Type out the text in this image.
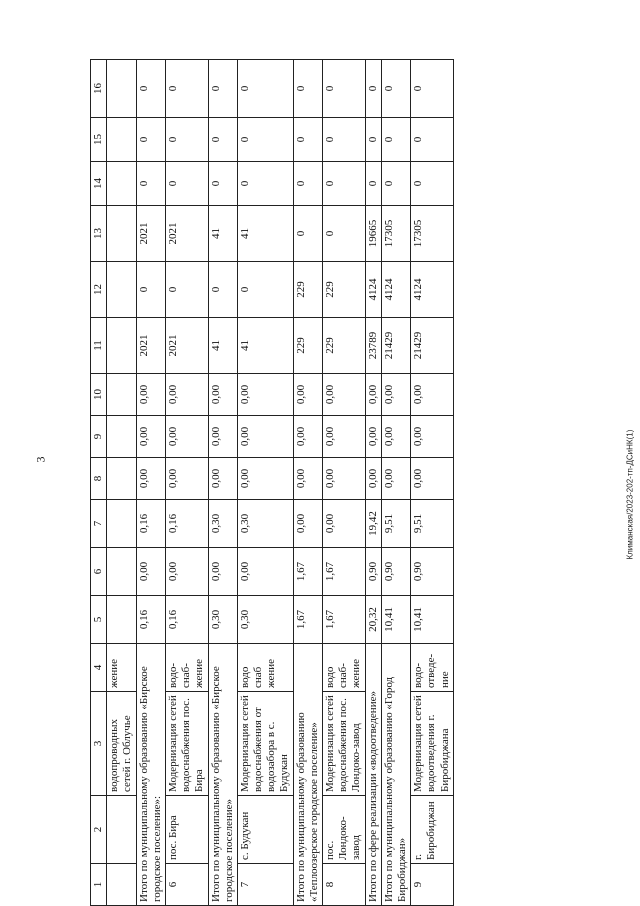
3	Климанская/2023-202-тп-ДСиНК(1)
1	2	3	4	5	6	7	8	9	10	11	12	13	14	15	16
		водопроводных сетей г. Облучье	жение												
Итого по муниципальному образованию «Бирское городское поселение»:				0,16	0,00	0,16	0,00	0,00	0,00	2021	0	2021	0	0	0
6	пос. Бира	Модернизация сетей водоснабжения пос. Бира	водо-снаб-жение	0,16	0,00	0,16	0,00	0,00	0,00	2021	0	2021	0	0	0
Итого по муниципальному образованию «Бирское городское поселение»				0,30	0,00	0,30	0,00	0,00	0,00	41	0	41	0	0	0
7	с. Будукан	Модернизация сетей водоснабжения от водозабора в с. Будукан	водо снаб жение	0,30	0,00	0,30	0,00	0,00	0,00	41	0	41	0	0	0
Итого по муниципальному образованию «Теплоозерское городское поселение»				1,67	1,67	0,00	0,00	0,00	0,00	229	229	0	0	0	0
8	пос. Лондоко-завод	Модернизация сетей водоснабжения пос. Лондоко-завод	водо снаб-жение	1,67	1,67	0,00	0,00	0,00	0,00	229	229	0	0	0	0
Итого по сфере реализации «водоотведение»				20,32	0,90	19,42	0,00	0,00	0,00	23789	4124	19665	0	0	0
Итого по муниципальному образованию «Город Биробиджан»				10,41	0,90	9,51	0,00	0,00	0,00	21429	4124	17305	0	0	0
9	г. Биробиджан	Модернизация сетей водоотведения г. Биробиджана	водо-отведе-ние	10,41	0,90	9,51	0,00	0,00	0,00	21429	4124	17305	0	0	0
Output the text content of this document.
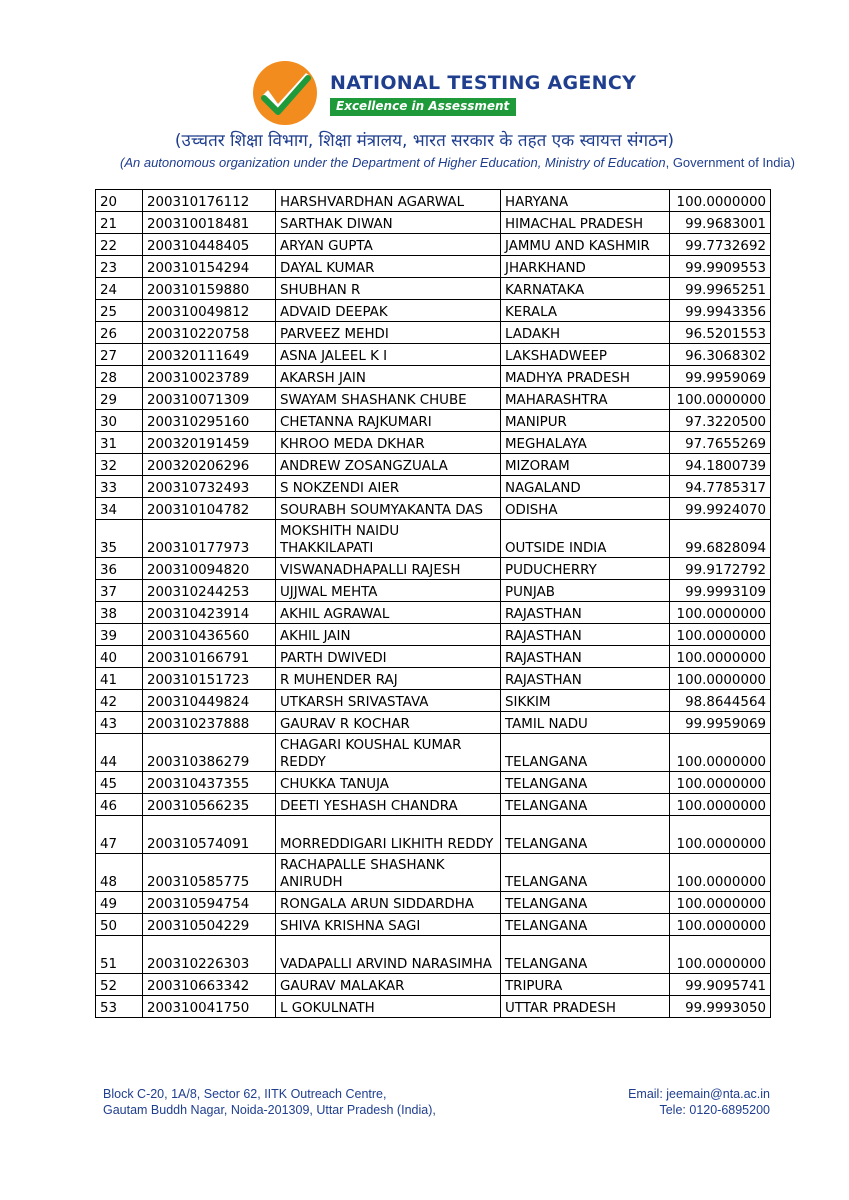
NATIONAL TESTING AGENCY
Excellence in Assessment
(उच्चतर शिक्षा विभाग, शिक्षा मंत्रालय, भारत सरकार के तहत एक स्वायत्त संगठन)
(An autonomous organization under the Department of Higher Education, Ministry of Education, Government of India)
20	200310176112	HARSHVARDHAN AGARWAL	HARYANA	100.0000000
21	200310018481	SARTHAK DIWAN	HIMACHAL PRADESH	99.9683001
22	200310448405	ARYAN GUPTA	JAMMU AND KASHMIR	99.7732692
23	200310154294	DAYAL KUMAR	JHARKHAND	99.9909553
24	200310159880	SHUBHAN R	KARNATAKA	99.9965251
25	200310049812	ADVAID DEEPAK	KERALA	99.9943356
26	200310220758	PARVEEZ MEHDI	LADAKH	96.5201553
27	200320111649	ASNA JALEEL K I	LAKSHADWEEP	96.3068302
28	200310023789	AKARSH JAIN	MADHYA PRADESH	99.9959069
29	200310071309	SWAYAM SHASHANK CHUBE	MAHARASHTRA	100.0000000
30	200310295160	CHETANNA RAJKUMARI	MANIPUR	97.3220500
31	200320191459	KHROO MEDA DKHAR	MEGHALAYA	97.7655269
32	200320206296	ANDREW ZOSANGZUALA	MIZORAM	94.1800739
33	200310732493	S NOKZENDI AIER	NAGALAND	94.7785317
34	200310104782	SOURABH SOUMYAKANTA DAS	ODISHA	99.9924070
35	200310177973	MOKSHITH NAIDU THAKKILAPATI	OUTSIDE INDIA	99.6828094
36	200310094820	VISWANADHAPALLI RAJESH	PUDUCHERRY	99.9172792
37	200310244253	UJJWAL MEHTA	PUNJAB	99.9993109
38	200310423914	AKHIL AGRAWAL	RAJASTHAN	100.0000000
39	200310436560	AKHIL JAIN	RAJASTHAN	100.0000000
40	200310166791	PARTH DWIVEDI	RAJASTHAN	100.0000000
41	200310151723	R MUHENDER RAJ	RAJASTHAN	100.0000000
42	200310449824	UTKARSH SRIVASTAVA	SIKKIM	98.8644564
43	200310237888	GAURAV R KOCHAR	TAMIL NADU	99.9959069
44	200310386279	CHAGARI KOUSHAL KUMAR REDDY	TELANGANA	100.0000000
45	200310437355	CHUKKA TANUJA	TELANGANA	100.0000000
46	200310566235	DEETI YESHASH CHANDRA	TELANGANA	100.0000000
47	200310574091	MORREDDIGARI LIKHITH REDDY	TELANGANA	100.0000000
48	200310585775	RACHAPALLE SHASHANK ANIRUDH	TELANGANA	100.0000000
49	200310594754	RONGALA ARUN SIDDARDHA	TELANGANA	100.0000000
50	200310504229	SHIVA KRISHNA SAGI	TELANGANA	100.0000000
51	200310226303	VADAPALLI ARVIND NARASIMHA	TELANGANA	100.0000000
52	200310663342	GAURAV MALAKAR	TRIPURA	99.9095741
53	200310041750	L GOKULNATH	UTTAR PRADESH	99.9993050
Block C-20, 1A/8, Sector 62, IITK Outreach Centre,
Gautam Buddh Nagar, Noida-201309, Uttar Pradesh (India),
Email: jeemain@nta.ac.in
Tele: 0120-6895200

## Job
Print the whole listing above once more, word for word, without its pictures.

## Exercise solution
Type out the text in this image.
3	Климанская/2023-202-тп-ДСиНК(1)
1	2	3	4	5	6	7	8	9	10	11	12	13	14	15	16
		водопроводных сетей г. Облучье	жение												
Итого по муниципальному образованию «Бирское городское поселение»:				0,16	0,00	0,16	0,00	0,00	0,00	2021	0	2021	0	0	0
6	пос. Бира	Модернизация сетей водоснабжения пос. Бира	водо-снаб-жение	0,16	0,00	0,16	0,00	0,00	0,00	2021	0	2021	0	0	0
Итого по муниципальному образованию «Бирское городское поселение»				0,30	0,00	0,30	0,00	0,00	0,00	41	0	41	0	0	0
7	с. Будукан	Модернизация сетей водоснабжения от водозабора в с. Будукан	водо снаб жение	0,30	0,00	0,30	0,00	0,00	0,00	41	0	41	0	0	0
Итого по муниципальному образованию «Теплоозерское городское поселение»				1,67	1,67	0,00	0,00	0,00	0,00	229	229	0	0	0	0
8	пос. Лондоко-завод	Модернизация сетей водоснабжения пос. Лондоко-завод	водо снаб-жение	1,67	1,67	0,00	0,00	0,00	0,00	229	229	0	0	0	0
Итого по сфере реализации «водоотведение»				20,32	0,90	19,42	0,00	0,00	0,00	23789	4124	19665	0	0	0
Итого по муниципальному образованию «Город Биробиджан»				10,41	0,90	9,51	0,00	0,00	0,00	21429	4124	17305	0	0	0
9	г. Биробиджан	Модернизация сетей водоотведения г. Биробиджана	водо-отведе-ние	10,41	0,90	9,51	0,00	0,00	0,00	21429	4124	17305	0	0	0
Output the text content of this document.
NATIONAL TESTING AGENCY
Excellence in Assessment
(उच्चतर शिक्षा विभाग, शिक्षा मंत्रालय, भारत सरकार के तहत एक स्वायत्त संगठन)
(An autonomous organization under the Department of Higher Education, Ministry of Education, Government of India)
20	200310176112	HARSHVARDHAN AGARWAL	HARYANA	100.0000000
21	200310018481	SARTHAK DIWAN	HIMACHAL PRADESH	99.9683001
22	200310448405	ARYAN GUPTA	JAMMU AND KASHMIR	99.7732692
23	200310154294	DAYAL KUMAR	JHARKHAND	99.9909553
24	200310159880	SHUBHAN R	KARNATAKA	99.9965251
25	200310049812	ADVAID DEEPAK	KERALA	99.9943356
26	200310220758	PARVEEZ MEHDI	LADAKH	96.5201553
27	200320111649	ASNA JALEEL K I	LAKSHADWEEP	96.3068302
28	200310023789	AKARSH JAIN	MADHYA PRADESH	99.9959069
29	200310071309	SWAYAM SHASHANK CHUBE	MAHARASHTRA	100.0000000
30	200310295160	CHETANNA RAJKUMARI	MANIPUR	97.3220500
31	200320191459	KHROO MEDA DKHAR	MEGHALAYA	97.7655269
32	200320206296	ANDREW ZOSANGZUALA	MIZORAM	94.1800739
33	200310732493	S NOKZENDI AIER	NAGALAND	94.7785317
34	200310104782	SOURABH SOUMYAKANTA DAS	ODISHA	99.9924070
35	200310177973	MOKSHITH NAIDU THAKKILAPATI	OUTSIDE INDIA	99.6828094
36	200310094820	VISWANADHAPALLI RAJESH	PUDUCHERRY	99.9172792
37	200310244253	UJJWAL MEHTA	PUNJAB	99.9993109
38	200310423914	AKHIL AGRAWAL	RAJASTHAN	100.0000000
39	200310436560	AKHIL JAIN	RAJASTHAN	100.0000000
40	200310166791	PARTH DWIVEDI	RAJASTHAN	100.0000000
41	200310151723	R MUHENDER RAJ	RAJASTHAN	100.0000000
42	200310449824	UTKARSH SRIVASTAVA	SIKKIM	98.8644564
43	200310237888	GAURAV R KOCHAR	TAMIL NADU	99.9959069
44	200310386279	CHAGARI KOUSHAL KUMAR REDDY	TELANGANA	100.0000000
45	200310437355	CHUKKA TANUJA	TELANGANA	100.0000000
46	200310566235	DEETI YESHASH CHANDRA	TELANGANA	100.0000000
47	200310574091	MORREDDIGARI LIKHITH REDDY	TELANGANA	100.0000000
48	200310585775	RACHAPALLE SHASHANK ANIRUDH	TELANGANA	100.0000000
49	200310594754	RONGALA ARUN SIDDARDHA	TELANGANA	100.0000000
50	200310504229	SHIVA KRISHNA SAGI	TELANGANA	100.0000000
51	200310226303	VADAPALLI ARVIND NARASIMHA	TELANGANA	100.0000000
52	200310663342	GAURAV MALAKAR	TRIPURA	99.9095741
53	200310041750	L GOKULNATH	UTTAR PRADESH	99.9993050
Block C-20, 1A/8, Sector 62, IITK Outreach Centre,
Gautam Buddh Nagar, Noida-201309, Uttar Pradesh (India),
Email: jeemain@nta.ac.in
Tele: 0120-6895200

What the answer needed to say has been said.